Copy out all lines in the material below that contain the string "Fungi".

**Record excerpts:**

******************************

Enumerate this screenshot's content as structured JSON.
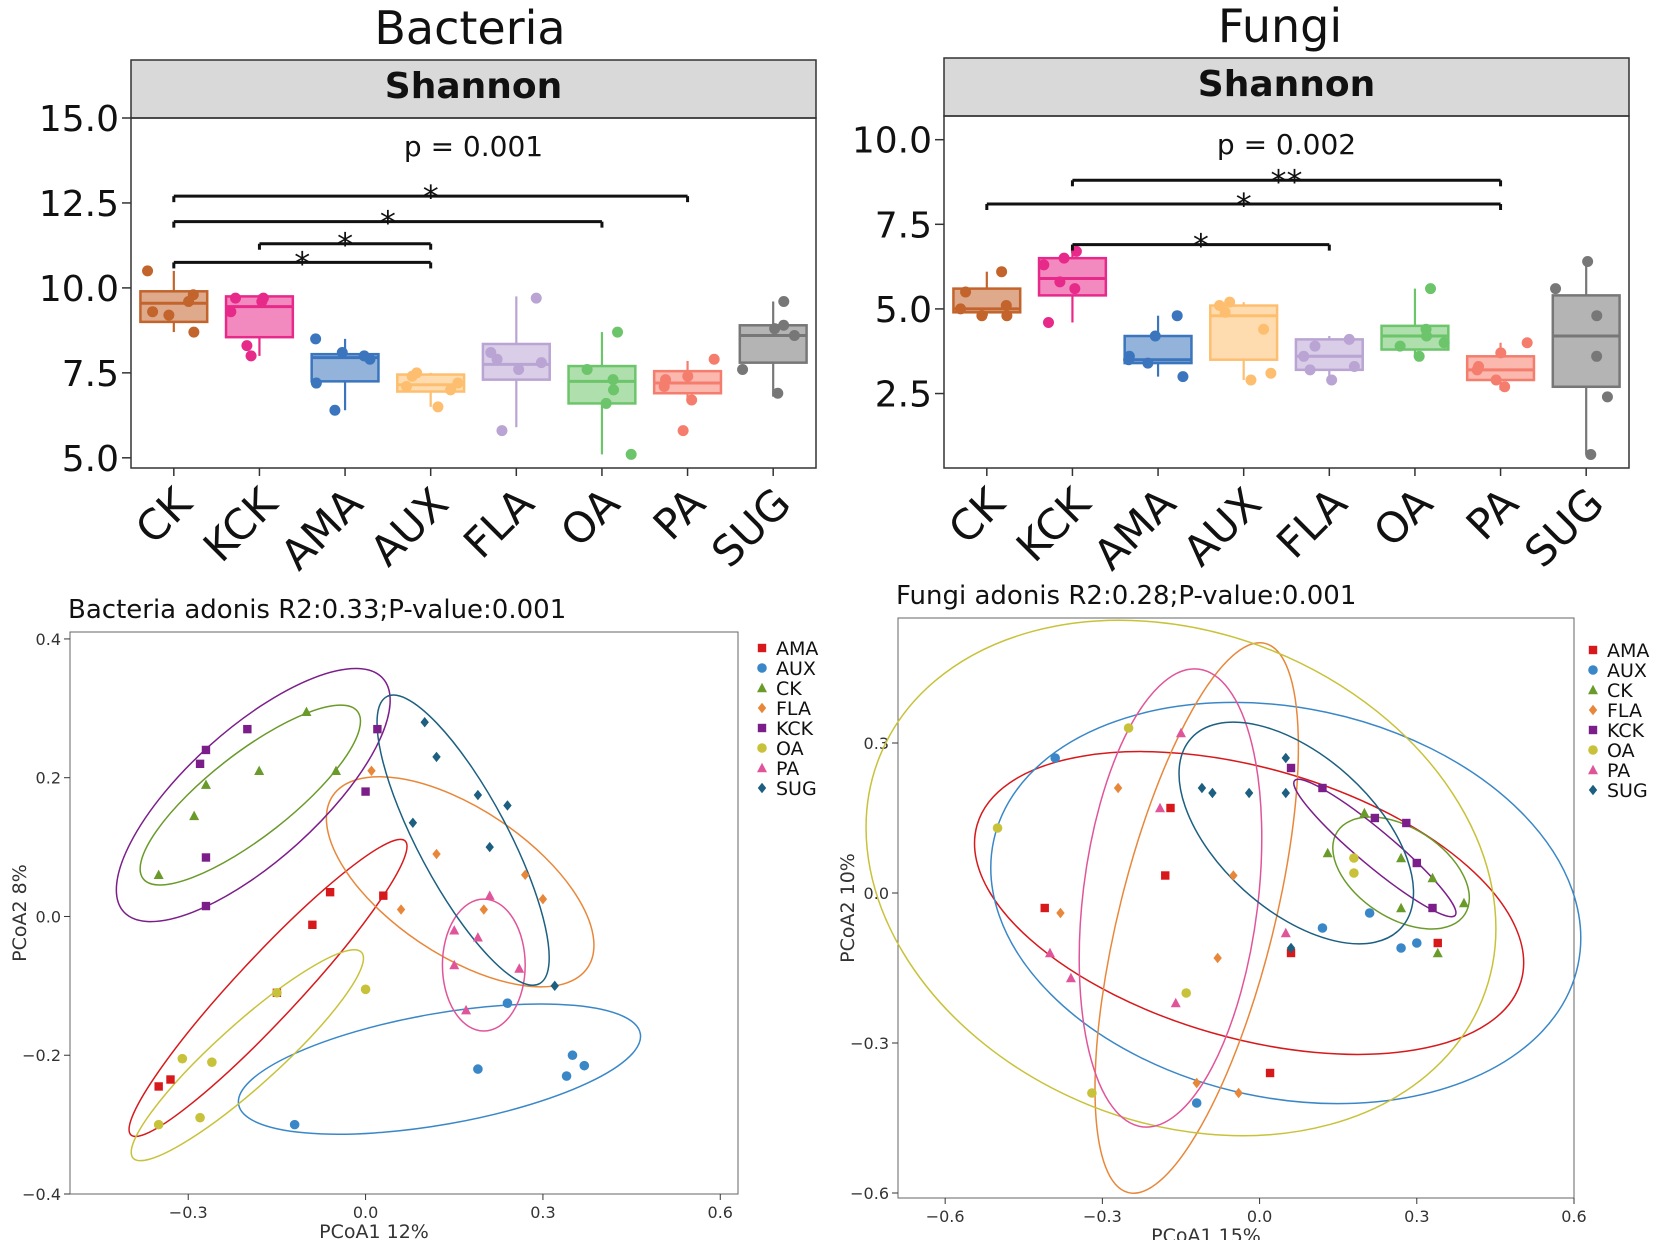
{
  "chart_data": [
    {
      "type": "box",
      "title": "Bacteria",
      "facet_label": "Shannon",
      "p_label": "p = 0.001",
      "categories": [
        "CK",
        "KCK",
        "AMA",
        "AUX",
        "FLA",
        "OA",
        "PA",
        "SUG"
      ],
      "colors": [
        "#c2642c",
        "#e7298a",
        "#3a75bd",
        "#fdbf6f",
        "#b9a4d3",
        "#6cc56a",
        "#f57d6d",
        "#777777"
      ],
      "ylim": [
        4.7,
        15.0
      ],
      "yticks": [
        5.0,
        7.5,
        10.0,
        12.5,
        15.0
      ],
      "ytick_labels": [
        "5.0",
        "7.5",
        "10.0",
        "12.5",
        "15.0"
      ],
      "boxes": [
        {
          "low": 8.7,
          "q1": 9.0,
          "median": 9.55,
          "q3": 9.9,
          "high": 10.5
        },
        {
          "low": 8.0,
          "q1": 8.55,
          "median": 9.45,
          "q3": 9.75,
          "high": 9.8
        },
        {
          "low": 6.4,
          "q1": 7.25,
          "median": 7.95,
          "q3": 8.05,
          "high": 8.5
        },
        {
          "low": 6.5,
          "q1": 6.95,
          "median": 7.15,
          "q3": 7.45,
          "high": 7.5
        },
        {
          "low": 5.9,
          "q1": 7.3,
          "median": 7.75,
          "q3": 8.35,
          "high": 9.75
        },
        {
          "low": 5.1,
          "q1": 6.6,
          "median": 7.25,
          "q3": 7.7,
          "high": 8.7
        },
        {
          "low": 6.7,
          "q1": 6.9,
          "median": 7.2,
          "q3": 7.55,
          "high": 7.85
        },
        {
          "low": 6.8,
          "q1": 7.8,
          "median": 8.6,
          "q3": 8.9,
          "high": 9.6
        }
      ],
      "points": [
        [
          9.6,
          10.5,
          9.2,
          8.7,
          9.3,
          9.8
        ],
        [
          9.7,
          8.0,
          8.3,
          9.6,
          9.7,
          9.3
        ],
        [
          8.1,
          6.4,
          7.9,
          7.2,
          8.0,
          8.5
        ],
        [
          7.5,
          7.2,
          6.5,
          7.1,
          7.4,
          7.0
        ],
        [
          9.7,
          7.6,
          7.8,
          5.8,
          7.9,
          8.1
        ],
        [
          8.7,
          6.6,
          7.0,
          5.1,
          7.3,
          7.6
        ],
        [
          7.4,
          6.7,
          7.1,
          5.8,
          7.9,
          7.3
        ],
        [
          8.8,
          6.9,
          8.6,
          7.6,
          9.6,
          8.9
        ]
      ],
      "significance": [
        {
          "from": "CK",
          "to": "PA",
          "y": 12.7,
          "label": "*"
        },
        {
          "from": "CK",
          "to": "OA",
          "y": 11.95,
          "label": "*"
        },
        {
          "from": "KCK",
          "to": "AUX",
          "y": 11.3,
          "label": "*"
        },
        {
          "from": "CK",
          "to": "AUX",
          "y": 10.75,
          "label": "*"
        }
      ]
    },
    {
      "type": "box",
      "title": "Fungi",
      "facet_label": "Shannon",
      "p_label": "p = 0.002",
      "categories": [
        "CK",
        "KCK",
        "AMA",
        "AUX",
        "FLA",
        "OA",
        "PA",
        "SUG"
      ],
      "colors": [
        "#c2642c",
        "#e7298a",
        "#3a75bd",
        "#fdbf6f",
        "#b9a4d3",
        "#6cc56a",
        "#f57d6d",
        "#777777"
      ],
      "ylim": [
        0.3,
        10.7
      ],
      "yticks": [
        2.5,
        5.0,
        7.5,
        10.0
      ],
      "ytick_labels": [
        "2.5",
        "5.0",
        "7.5",
        "10.0"
      ],
      "boxes": [
        {
          "low": 4.8,
          "q1": 4.9,
          "median": 5.0,
          "q3": 5.6,
          "high": 6.1
        },
        {
          "low": 4.6,
          "q1": 5.4,
          "median": 5.9,
          "q3": 6.5,
          "high": 6.7
        },
        {
          "low": 3.0,
          "q1": 3.4,
          "median": 3.5,
          "q3": 4.2,
          "high": 4.8
        },
        {
          "low": 2.9,
          "q1": 3.5,
          "median": 4.8,
          "q3": 5.1,
          "high": 5.2
        },
        {
          "low": 2.8,
          "q1": 3.2,
          "median": 3.6,
          "q3": 4.1,
          "high": 4.2
        },
        {
          "low": 3.6,
          "q1": 3.8,
          "median": 4.2,
          "q3": 4.5,
          "high": 5.6
        },
        {
          "low": 2.6,
          "q1": 2.9,
          "median": 3.2,
          "q3": 3.6,
          "high": 4.0
        },
        {
          "low": 0.7,
          "q1": 2.7,
          "median": 4.2,
          "q3": 5.4,
          "high": 6.4
        }
      ],
      "points": [
        [
          6.1,
          5.0,
          4.8,
          4.8,
          5.5,
          5.1
        ],
        [
          6.7,
          6.5,
          5.8,
          5.6,
          4.6,
          6.3
        ],
        [
          4.2,
          3.4,
          3.0,
          3.6,
          4.8,
          3.5
        ],
        [
          5.2,
          3.1,
          2.9,
          5.1,
          4.9,
          4.4
        ],
        [
          4.1,
          2.9,
          3.3,
          3.9,
          3.2,
          3.6
        ],
        [
          5.6,
          3.6,
          4.2,
          4.0,
          4.4,
          3.9
        ],
        [
          3.7,
          2.7,
          3.2,
          2.9,
          4.0,
          3.3
        ],
        [
          6.4,
          0.7,
          2.4,
          5.6,
          4.8,
          3.6
        ]
      ],
      "significance": [
        {
          "from": "KCK",
          "to": "PA",
          "y": 8.8,
          "label": "**"
        },
        {
          "from": "CK",
          "to": "PA",
          "y": 8.1,
          "label": "*"
        },
        {
          "from": "KCK",
          "to": "FLA",
          "y": 6.9,
          "label": "*"
        }
      ]
    },
    {
      "type": "scatter",
      "title": "Bacteria adonis R2:0.33;P-value:0.001",
      "xlabel": "PCoA1 12%",
      "ylabel": "PCoA2 8%",
      "xlim": [
        -0.5,
        0.63
      ],
      "ylim": [
        -0.4,
        0.41
      ],
      "xticks": [
        -0.3,
        0.0,
        0.3,
        0.6
      ],
      "xtick_labels": [
        "−0.3",
        "0.0",
        "0.3",
        "0.6"
      ],
      "yticks": [
        -0.4,
        -0.2,
        0.0,
        0.2,
        0.4
      ],
      "ytick_labels": [
        "−0.4",
        "−0.2",
        "0.0",
        "0.2",
        "0.4"
      ],
      "legend_position": "right",
      "series": [
        {
          "name": "AMA",
          "color": "#d7191c",
          "shape": "square",
          "points": [
            [
              -0.35,
              -0.245
            ],
            [
              -0.33,
              -0.235
            ],
            [
              -0.15,
              -0.11
            ],
            [
              -0.09,
              -0.012
            ],
            [
              -0.06,
              0.035
            ],
            [
              0.03,
              0.03
            ]
          ],
          "ellipse": {
            "cx": -0.165,
            "cy": -0.103,
            "rx": 0.34,
            "ry": 0.045,
            "angle": 47
          }
        },
        {
          "name": "AUX",
          "color": "#3a87c8",
          "shape": "circle",
          "points": [
            [
              -0.12,
              -0.3
            ],
            [
              0.19,
              -0.22
            ],
            [
              0.24,
              -0.125
            ],
            [
              0.34,
              -0.23
            ],
            [
              0.35,
              -0.2
            ],
            [
              0.37,
              -0.215
            ]
          ],
          "ellipse": {
            "cx": 0.125,
            "cy": -0.22,
            "rx": 0.345,
            "ry": 0.08,
            "angle": 10
          }
        },
        {
          "name": "CK",
          "color": "#6a9a2a",
          "shape": "triangle",
          "points": [
            [
              -0.35,
              0.06
            ],
            [
              -0.29,
              0.145
            ],
            [
              -0.27,
              0.19
            ],
            [
              -0.18,
              0.21
            ],
            [
              -0.1,
              0.295
            ],
            [
              -0.05,
              0.21
            ]
          ],
          "ellipse": {
            "cx": -0.195,
            "cy": 0.175,
            "rx": 0.23,
            "ry": 0.06,
            "angle": 38
          }
        },
        {
          "name": "FLA",
          "color": "#e8873a",
          "shape": "diamond",
          "points": [
            [
              0.01,
              0.21
            ],
            [
              0.06,
              0.01
            ],
            [
              0.2,
              0.01
            ],
            [
              0.27,
              0.06
            ],
            [
              0.3,
              0.025
            ],
            [
              0.12,
              0.09
            ]
          ],
          "ellipse": {
            "cx": 0.16,
            "cy": 0.05,
            "rx": 0.26,
            "ry": 0.105,
            "angle": -34
          }
        },
        {
          "name": "KCK",
          "color": "#7b1e8a",
          "shape": "square",
          "points": [
            [
              -0.28,
              0.22
            ],
            [
              -0.27,
              0.24
            ],
            [
              -0.2,
              0.27
            ],
            [
              -0.27,
              0.085
            ],
            [
              -0.27,
              0.015
            ],
            [
              0.0,
              0.18
            ],
            [
              0.02,
              0.27
            ]
          ],
          "ellipse": {
            "cx": -0.19,
            "cy": 0.175,
            "rx": 0.295,
            "ry": 0.095,
            "angle": 42
          }
        },
        {
          "name": "OA",
          "color": "#c8c23a",
          "shape": "circle",
          "points": [
            [
              -0.35,
              -0.3
            ],
            [
              -0.31,
              -0.205
            ],
            [
              -0.28,
              -0.29
            ],
            [
              -0.26,
              -0.21
            ],
            [
              -0.15,
              -0.11
            ],
            [
              0.0,
              -0.105
            ]
          ],
          "ellipse": {
            "cx": -0.2,
            "cy": -0.2,
            "rx": 0.26,
            "ry": 0.045,
            "angle": 42
          }
        },
        {
          "name": "PA",
          "color": "#e0559a",
          "shape": "triangle",
          "points": [
            [
              0.15,
              -0.02
            ],
            [
              0.19,
              -0.03
            ],
            [
              0.21,
              0.03
            ],
            [
              0.15,
              -0.07
            ],
            [
              0.26,
              -0.075
            ],
            [
              0.17,
              -0.135
            ]
          ],
          "ellipse": {
            "cx": 0.2,
            "cy": -0.07,
            "rx": 0.07,
            "ry": 0.095,
            "angle": 0
          }
        },
        {
          "name": "SUG",
          "color": "#1c5f80",
          "shape": "diamond",
          "points": [
            [
              0.1,
              0.28
            ],
            [
              0.12,
              0.23
            ],
            [
              0.19,
              0.175
            ],
            [
              0.24,
              0.16
            ],
            [
              0.21,
              0.1
            ],
            [
              0.08,
              0.135
            ],
            [
              0.32,
              -0.1
            ]
          ],
          "ellipse": {
            "cx": 0.165,
            "cy": 0.11,
            "rx": 0.275,
            "ry": 0.065,
            "angle": -62
          }
        }
      ]
    },
    {
      "type": "scatter",
      "title": "Fungi adonis R2:0.28;P-value:0.001",
      "xlabel": "PCoA1 15%",
      "ylabel": "PCoA2 10%",
      "xlim": [
        -0.69,
        0.6
      ],
      "ylim": [
        -0.61,
        0.55
      ],
      "xticks": [
        -0.6,
        -0.3,
        0.0,
        0.3,
        0.6
      ],
      "xtick_labels": [
        "−0.6",
        "−0.3",
        "0.0",
        "0.3",
        "0.6"
      ],
      "yticks": [
        -0.6,
        -0.3,
        0.0,
        0.3
      ],
      "ytick_labels": [
        "−0.6",
        "−0.3",
        "0.0",
        "0.3"
      ],
      "legend_position": "right",
      "series": [
        {
          "name": "AMA",
          "color": "#d7191c",
          "shape": "square",
          "points": [
            [
              -0.41,
              -0.03
            ],
            [
              -0.17,
              0.17
            ],
            [
              -0.18,
              0.035
            ],
            [
              0.06,
              -0.12
            ],
            [
              0.02,
              -0.36
            ],
            [
              0.34,
              -0.1
            ]
          ],
          "ellipse": {
            "cx": -0.02,
            "cy": -0.02,
            "rx": 0.54,
            "ry": 0.27,
            "angle": -16
          }
        },
        {
          "name": "AUX",
          "color": "#3a87c8",
          "shape": "circle",
          "points": [
            [
              -0.39,
              0.27
            ],
            [
              -0.12,
              -0.42
            ],
            [
              0.12,
              -0.07
            ],
            [
              0.21,
              -0.04
            ],
            [
              0.27,
              -0.11
            ],
            [
              0.3,
              -0.1
            ]
          ],
          "ellipse": {
            "cx": 0.05,
            "cy": -0.02,
            "rx": 0.57,
            "ry": 0.39,
            "angle": -12
          }
        },
        {
          "name": "CK",
          "color": "#6a9a2a",
          "shape": "triangle",
          "points": [
            [
              0.13,
              0.08
            ],
            [
              0.2,
              0.16
            ],
            [
              0.27,
              0.07
            ],
            [
              0.27,
              -0.03
            ],
            [
              0.33,
              0.03
            ],
            [
              0.34,
              -0.12
            ],
            [
              0.39,
              -0.02
            ]
          ],
          "ellipse": {
            "cx": 0.27,
            "cy": 0.04,
            "rx": 0.145,
            "ry": 0.09,
            "angle": -33
          }
        },
        {
          "name": "FLA",
          "color": "#e8873a",
          "shape": "diamond",
          "points": [
            [
              -0.27,
              0.21
            ],
            [
              -0.38,
              -0.04
            ],
            [
              -0.05,
              0.035
            ],
            [
              -0.08,
              -0.13
            ],
            [
              -0.12,
              -0.38
            ],
            [
              -0.04,
              -0.4
            ]
          ],
          "ellipse": {
            "cx": -0.12,
            "cy": -0.05,
            "rx": 0.54,
            "ry": 0.155,
            "angle": 76
          }
        },
        {
          "name": "KCK",
          "color": "#7b1e8a",
          "shape": "square",
          "points": [
            [
              0.06,
              0.25
            ],
            [
              0.12,
              0.21
            ],
            [
              0.22,
              0.15
            ],
            [
              0.28,
              0.14
            ],
            [
              0.3,
              0.06
            ],
            [
              0.33,
              -0.03
            ]
          ],
          "ellipse": {
            "cx": 0.22,
            "cy": 0.09,
            "rx": 0.2,
            "ry": 0.035,
            "angle": -40
          }
        },
        {
          "name": "OA",
          "color": "#c8c23a",
          "shape": "circle",
          "points": [
            [
              -0.5,
              0.13
            ],
            [
              -0.25,
              0.33
            ],
            [
              -0.32,
              -0.4
            ],
            [
              -0.14,
              -0.2
            ],
            [
              0.18,
              0.07
            ],
            [
              0.18,
              0.04
            ]
          ],
          "ellipse": {
            "cx": -0.15,
            "cy": 0.03,
            "rx": 0.62,
            "ry": 0.49,
            "angle": -22
          }
        },
        {
          "name": "PA",
          "color": "#e0559a",
          "shape": "triangle",
          "points": [
            [
              -0.15,
              0.32
            ],
            [
              -0.19,
              0.17
            ],
            [
              -0.4,
              -0.12
            ],
            [
              -0.36,
              -0.17
            ],
            [
              -0.16,
              -0.22
            ],
            [
              0.05,
              -0.08
            ]
          ],
          "ellipse": {
            "cx": -0.17,
            "cy": -0.01,
            "rx": 0.44,
            "ry": 0.175,
            "angle": 83
          }
        },
        {
          "name": "SUG",
          "color": "#1c5f80",
          "shape": "diamond",
          "points": [
            [
              0.05,
              0.27
            ],
            [
              -0.11,
              0.21
            ],
            [
              -0.09,
              0.2
            ],
            [
              -0.02,
              0.2
            ],
            [
              0.05,
              0.2
            ],
            [
              0.06,
              -0.11
            ]
          ],
          "ellipse": {
            "cx": 0.07,
            "cy": 0.12,
            "rx": 0.27,
            "ry": 0.155,
            "angle": -42
          }
        }
      ]
    }
  ]
}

******************************

**Expected output:**
      "title": "Fungi",
      "title": "Fungi adonis R2:0.28;P-value:0.001",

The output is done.